STORED ROWS:

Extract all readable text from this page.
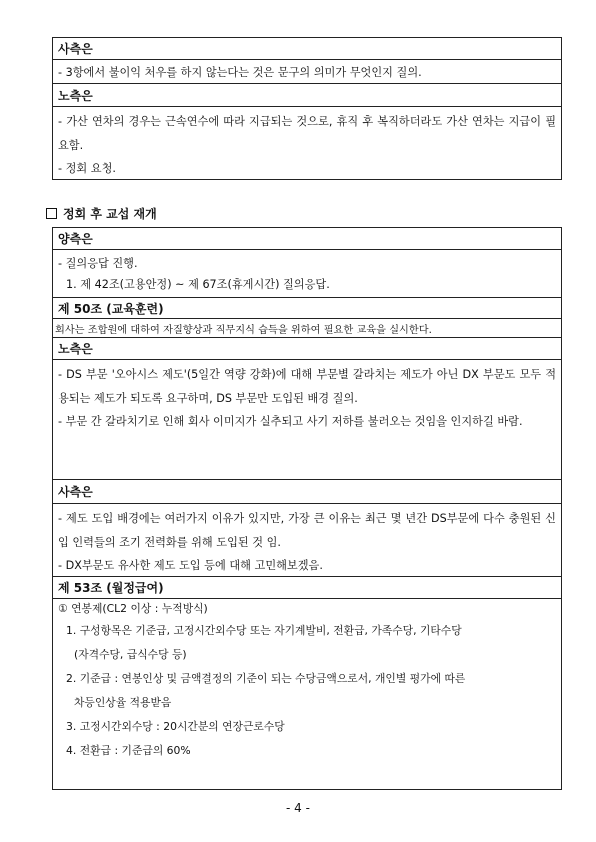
사측은
- 3항에서 불이익 처우를 하지 않는다는 것은 문구의 의미가 무엇인지 질의.
노측은

- 가산 연차의 경우는 근속연수에 따라 지급되는 것으로, 휴직 후 복직하더라도 가산 연차는 지급이 필요함.

- 정회 요청.

정회 후 교섭 재개
양측은

- 질의응답 진행.

1. 제 42조(고용안정) ~ 제 67조(휴게시간) 질의응답.

제 50조 (교육훈련)
회사는 조합원에 대하여 자질향상과 직무지식 습득을 위하여 필요한 교육을 실시한다.
노측은

- DS 부문 '오아시스 제도'(5일간 역량 강화)에 대해 부문별 갈라치는 제도가 아닌 DX 부문도 모두 적용되는 제도가 되도록 요구하며, DS 부문만 도입된 배경 질의.

- 부문 간 갈라치기로 인해 회사 이미지가 실추되고 사기 저하를 불러오는 것임을 인지하길 바람.

사측은

- 제도 도입 배경에는 여러가지 이유가 있지만, 가장 큰 이유는 최근 몇 년간 DS부문에 다수 충원된 신입 인력들의 조기 전력화를 위해 도입된 것 임.

- DX부문도 유사한 제도 도입 등에 대해 고민해보겠음.

제 53조 (월정급여)

① 연봉제(CL2 이상 : 누적방식)

1. 구성항목은 기준급, 고정시간외수당 또는 자기계발비, 전환급, 가족수당, 기타수당

(자격수당, 급식수당 등)

2. 기준급 : 연봉인상 및 금액결정의 기준이 되는 수당금액으로서, 개인별 평가에 따른

차등인상율 적용받음

3. 고정시간외수당 : 20시간분의 연장근로수당

4. 전환급 : 기준급의 60%

- 4 -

PROBLEM STATEMENT:
Copy every line of the records above that holds the word "고정시간외수당".

RESULT OF THE EXERCISE:
1. 구성항목은 기준급, 고정시간외수당 또는 자기계발비, 전환급, 가족수당, 기타수당
3. 고정시간외수당 : 20시간분의 연장근로수당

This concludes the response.